Stated task: Quote all of the data below exactly, please.

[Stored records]

>>

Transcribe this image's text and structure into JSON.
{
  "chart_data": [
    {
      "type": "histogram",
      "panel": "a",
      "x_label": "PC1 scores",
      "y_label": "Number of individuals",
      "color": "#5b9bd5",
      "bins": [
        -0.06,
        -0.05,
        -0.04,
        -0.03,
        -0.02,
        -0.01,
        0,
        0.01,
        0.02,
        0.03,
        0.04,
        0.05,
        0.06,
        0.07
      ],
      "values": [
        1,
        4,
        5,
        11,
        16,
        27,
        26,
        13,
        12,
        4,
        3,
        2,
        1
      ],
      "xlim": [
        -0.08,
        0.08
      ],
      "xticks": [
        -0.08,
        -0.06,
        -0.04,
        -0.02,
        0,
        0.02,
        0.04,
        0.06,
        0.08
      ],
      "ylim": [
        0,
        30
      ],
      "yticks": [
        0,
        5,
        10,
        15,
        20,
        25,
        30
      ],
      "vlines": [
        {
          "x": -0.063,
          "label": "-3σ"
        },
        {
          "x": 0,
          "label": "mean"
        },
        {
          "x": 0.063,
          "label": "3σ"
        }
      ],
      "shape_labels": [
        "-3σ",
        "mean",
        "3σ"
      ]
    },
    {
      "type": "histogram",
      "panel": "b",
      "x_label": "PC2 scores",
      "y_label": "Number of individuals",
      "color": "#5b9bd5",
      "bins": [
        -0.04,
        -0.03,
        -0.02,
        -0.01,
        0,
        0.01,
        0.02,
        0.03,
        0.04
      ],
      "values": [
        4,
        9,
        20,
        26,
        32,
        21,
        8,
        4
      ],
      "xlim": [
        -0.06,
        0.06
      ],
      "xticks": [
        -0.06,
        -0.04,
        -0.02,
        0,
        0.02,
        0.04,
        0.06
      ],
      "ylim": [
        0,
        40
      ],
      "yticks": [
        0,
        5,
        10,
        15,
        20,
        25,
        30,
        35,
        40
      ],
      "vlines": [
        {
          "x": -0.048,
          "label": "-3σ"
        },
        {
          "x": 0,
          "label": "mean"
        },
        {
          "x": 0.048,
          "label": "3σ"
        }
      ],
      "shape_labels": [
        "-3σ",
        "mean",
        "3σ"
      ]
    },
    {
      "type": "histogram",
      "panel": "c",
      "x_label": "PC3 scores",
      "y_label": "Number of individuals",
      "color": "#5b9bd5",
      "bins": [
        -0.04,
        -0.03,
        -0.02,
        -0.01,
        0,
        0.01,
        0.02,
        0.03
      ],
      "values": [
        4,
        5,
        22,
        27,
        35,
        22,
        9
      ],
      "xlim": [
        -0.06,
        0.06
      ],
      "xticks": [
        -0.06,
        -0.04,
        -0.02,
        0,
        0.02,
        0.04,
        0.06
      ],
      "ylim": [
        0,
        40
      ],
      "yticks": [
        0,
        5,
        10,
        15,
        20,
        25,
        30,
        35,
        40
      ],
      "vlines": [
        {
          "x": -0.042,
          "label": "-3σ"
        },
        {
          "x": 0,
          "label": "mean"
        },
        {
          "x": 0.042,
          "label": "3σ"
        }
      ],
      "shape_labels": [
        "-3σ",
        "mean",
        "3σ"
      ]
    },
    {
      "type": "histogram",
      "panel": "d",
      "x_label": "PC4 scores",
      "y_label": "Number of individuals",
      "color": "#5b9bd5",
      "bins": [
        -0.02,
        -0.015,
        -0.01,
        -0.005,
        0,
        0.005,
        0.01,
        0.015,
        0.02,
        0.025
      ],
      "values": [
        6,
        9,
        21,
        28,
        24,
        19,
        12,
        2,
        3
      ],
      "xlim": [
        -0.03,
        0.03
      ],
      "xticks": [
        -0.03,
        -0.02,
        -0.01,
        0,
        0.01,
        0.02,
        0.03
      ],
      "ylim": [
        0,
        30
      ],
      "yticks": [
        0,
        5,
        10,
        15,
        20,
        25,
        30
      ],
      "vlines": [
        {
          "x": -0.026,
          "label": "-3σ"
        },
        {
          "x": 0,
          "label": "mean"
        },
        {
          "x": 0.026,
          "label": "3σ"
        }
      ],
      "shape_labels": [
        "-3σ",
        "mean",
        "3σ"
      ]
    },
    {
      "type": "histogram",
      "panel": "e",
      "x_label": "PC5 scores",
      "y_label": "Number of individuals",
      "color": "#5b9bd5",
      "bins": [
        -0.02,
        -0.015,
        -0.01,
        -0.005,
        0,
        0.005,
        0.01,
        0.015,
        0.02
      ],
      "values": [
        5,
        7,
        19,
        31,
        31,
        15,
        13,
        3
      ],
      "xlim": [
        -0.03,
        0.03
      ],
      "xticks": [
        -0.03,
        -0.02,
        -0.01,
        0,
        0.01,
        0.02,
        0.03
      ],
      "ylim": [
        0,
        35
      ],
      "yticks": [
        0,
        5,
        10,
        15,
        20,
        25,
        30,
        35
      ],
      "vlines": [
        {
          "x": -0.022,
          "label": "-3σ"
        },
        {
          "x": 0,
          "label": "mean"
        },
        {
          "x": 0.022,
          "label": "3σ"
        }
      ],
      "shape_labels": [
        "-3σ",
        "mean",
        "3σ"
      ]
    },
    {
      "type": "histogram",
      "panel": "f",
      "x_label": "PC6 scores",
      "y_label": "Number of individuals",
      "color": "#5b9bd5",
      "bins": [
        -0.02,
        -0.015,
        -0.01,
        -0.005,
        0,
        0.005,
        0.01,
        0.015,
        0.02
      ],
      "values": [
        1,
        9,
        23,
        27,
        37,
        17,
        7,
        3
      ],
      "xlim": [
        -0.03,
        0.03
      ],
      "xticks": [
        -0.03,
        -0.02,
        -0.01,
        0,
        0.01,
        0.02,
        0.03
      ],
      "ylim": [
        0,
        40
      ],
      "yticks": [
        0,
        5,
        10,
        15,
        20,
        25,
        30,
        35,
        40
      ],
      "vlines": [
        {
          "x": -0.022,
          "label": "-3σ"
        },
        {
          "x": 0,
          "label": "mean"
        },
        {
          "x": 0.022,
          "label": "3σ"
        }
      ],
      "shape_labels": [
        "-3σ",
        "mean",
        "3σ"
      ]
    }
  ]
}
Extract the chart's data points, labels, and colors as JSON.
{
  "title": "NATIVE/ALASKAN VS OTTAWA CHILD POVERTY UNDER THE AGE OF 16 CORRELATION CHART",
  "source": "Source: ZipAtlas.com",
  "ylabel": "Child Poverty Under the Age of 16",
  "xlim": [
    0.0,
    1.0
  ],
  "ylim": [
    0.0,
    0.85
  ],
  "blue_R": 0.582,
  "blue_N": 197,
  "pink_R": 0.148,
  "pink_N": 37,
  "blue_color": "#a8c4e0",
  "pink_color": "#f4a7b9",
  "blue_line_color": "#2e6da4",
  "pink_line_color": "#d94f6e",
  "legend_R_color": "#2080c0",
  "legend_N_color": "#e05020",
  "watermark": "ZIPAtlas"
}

<<

Right answer:
Transcribe this image's text and structure into JSON.
{
  "chart_data": [
    {
      "type": "histogram",
      "panel": "a",
      "x_label": "PC1 scores",
      "y_label": "Number of individuals",
      "color": "#5b9bd5",
      "bins": [
        -0.06,
        -0.05,
        -0.04,
        -0.03,
        -0.02,
        -0.01,
        0,
        0.01,
        0.02,
        0.03,
        0.04,
        0.05,
        0.06,
        0.07
      ],
      "values": [
        1,
        4,
        5,
        11,
        16,
        27,
        26,
        13,
        12,
        4,
        3,
        2,
        1
      ],
      "xlim": [
        -0.08,
        0.08
      ],
      "xticks": [
        -0.08,
        -0.06,
        -0.04,
        -0.02,
        0,
        0.02,
        0.04,
        0.06,
        0.08
      ],
      "ylim": [
        0,
        30
      ],
      "yticks": [
        0,
        5,
        10,
        15,
        20,
        25,
        30
      ],
      "vlines": [
        {
          "x": -0.063,
          "label": "-3σ"
        },
        {
          "x": 0,
          "label": "mean"
        },
        {
          "x": 0.063,
          "label": "3σ"
        }
      ],
      "shape_labels": [
        "-3σ",
        "mean",
        "3σ"
      ]
    },
    {
      "type": "histogram",
      "panel": "b",
      "x_label": "PC2 scores",
      "y_label": "Number of individuals",
      "color": "#5b9bd5",
      "bins": [
        -0.04,
        -0.03,
        -0.02,
        -0.01,
        0,
        0.01,
        0.02,
        0.03,
        0.04
      ],
      "values": [
        4,
        9,
        20,
        26,
        32,
        21,
        8,
        4
      ],
      "xlim": [
        -0.06,
        0.06
      ],
      "xticks": [
        -0.06,
        -0.04,
        -0.02,
        0,
        0.02,
        0.04,
        0.06
      ],
      "ylim": [
        0,
        40
      ],
      "yticks": [
        0,
        5,
        10,
        15,
        20,
        25,
        30,
        35,
        40
      ],
      "vlines": [
        {
          "x": -0.048,
          "label": "-3σ"
        },
        {
          "x": 0,
          "label": "mean"
        },
        {
          "x": 0.048,
          "label": "3σ"
        }
      ],
      "shape_labels": [
        "-3σ",
        "mean",
        "3σ"
      ]
    },
    {
      "type": "histogram",
      "panel": "c",
      "x_label": "PC3 scores",
      "y_label": "Number of individuals",
      "color": "#5b9bd5",
      "bins": [
        -0.04,
        -0.03,
        -0.02,
        -0.01,
        0,
        0.01,
        0.02,
        0.03
      ],
      "values": [
        4,
        5,
        22,
        27,
        35,
        22,
        9
      ],
      "xlim": [
        -0.06,
        0.06
      ],
      "xticks": [
        -0.06,
        -0.04,
        -0.02,
        0,
        0.02,
        0.04,
        0.06
      ],
      "ylim": [
        0,
        40
      ],
      "yticks": [
        0,
        5,
        10,
        15,
        20,
        25,
        30,
        35,
        40
      ],
      "vlines": [
        {
          "x": -0.042,
          "label": "-3σ"
        },
        {
          "x": 0,
          "label": "mean"
        },
        {
          "x": 0.042,
          "label": "3σ"
        }
      ],
      "shape_labels": [
        "-3σ",
        "mean",
        "3σ"
      ]
    },
    {
      "type": "histogram",
      "panel": "d",
      "x_label": "PC4 scores",
      "y_label": "Number of individuals",
      "color": "#5b9bd5",
      "bins": [
        -0.02,
        -0.015,
        -0.01,
        -0.005,
        0,
        0.005,
        0.01,
        0.015,
        0.02,
        0.025
      ],
      "values": [
        6,
        9,
        21,
        28,
        24,
        19,
        12,
        2,
        3
      ],
      "xlim": [
        -0.03,
        0.03
      ],
      "xticks": [
        -0.03,
        -0.02,
        -0.01,
        0,
        0.01,
        0.02,
        0.03
      ],
      "ylim": [
        0,
        30
      ],
      "yticks": [
        0,
        5,
        10,
        15,
        20,
        25,
        30
      ],
      "vlines": [
        {
          "x": -0.026,
          "label": "-3σ"
        },
        {
          "x": 0,
          "label": "mean"
        },
        {
          "x": 0.026,
          "label": "3σ"
        }
      ],
      "shape_labels": [
        "-3σ",
        "mean",
        "3σ"
      ]
    },
    {
      "type": "histogram",
      "panel": "e",
      "x_label": "PC5 scores",
      "y_label": "Number of individuals",
      "color": "#5b9bd5",
      "bins": [
        -0.02,
        -0.015,
        -0.01,
        -0.005,
        0,
        0.005,
        0.01,
        0.015,
        0.02
      ],
      "values": [
        5,
        7,
        19,
        31,
        31,
        15,
        13,
        3
      ],
      "xlim": [
        -0.03,
        0.03
      ],
      "xticks": [
        -0.03,
        -0.02,
        -0.01,
        0,
        0.01,
        0.02,
        0.03
      ],
      "ylim": [
        0,
        35
      ],
      "yticks": [
        0,
        5,
        10,
        15,
        20,
        25,
        30,
        35
      ],
      "vlines": [
        {
          "x": -0.022,
          "label": "-3σ"
        },
        {
          "x": 0,
          "label": "mean"
        },
        {
          "x": 0.022,
          "label": "3σ"
        }
      ],
      "shape_labels": [
        "-3σ",
        "mean",
        "3σ"
      ]
    },
    {
      "type": "histogram",
      "panel": "f",
      "x_label": "PC6 scores",
      "y_label": "Number of individuals",
      "color": "#5b9bd5",
      "bins": [
        -0.02,
        -0.015,
        -0.01,
        -0.005,
        0,
        0.005,
        0.01,
        0.015,
        0.02
      ],
      "values": [
        1,
        9,
        23,
        27,
        37,
        17,
        7,
        3
      ],
      "xlim": [
        -0.03,
        0.03
      ],
      "xticks": [
        -0.03,
        -0.02,
        -0.01,
        0,
        0.01,
        0.02,
        0.03
      ],
      "ylim": [
        0,
        40
      ],
      "yticks": [
        0,
        5,
        10,
        15,
        20,
        25,
        30,
        35,
        40
      ],
      "vlines": [
        {
          "x": -0.022,
          "label": "-3σ"
        },
        {
          "x": 0,
          "label": "mean"
        },
        {
          "x": 0.022,
          "label": "3σ"
        }
      ],
      "shape_labels": [
        "-3σ",
        "mean",
        "3σ"
      ]
    }
  ]
}
Extract the chart's data points, labels, and colors as JSON.
{
  "title": "NATIVE/ALASKAN VS OTTAWA CHILD POVERTY UNDER THE AGE OF 16 CORRELATION CHART",
  "source": "Source: ZipAtlas.com",
  "ylabel": "Child Poverty Under the Age of 16",
  "xlim": [
    0.0,
    1.0
  ],
  "ylim": [
    0.0,
    0.85
  ],
  "blue_R": 0.582,
  "blue_N": 197,
  "pink_R": 0.148,
  "pink_N": 37,
  "blue_color": "#a8c4e0",
  "pink_color": "#f4a7b9",
  "blue_line_color": "#2e6da4",
  "pink_line_color": "#d94f6e",
  "legend_R_color": "#2080c0",
  "legend_N_color": "#e05020",
  "watermark": "ZIPAtlas"
}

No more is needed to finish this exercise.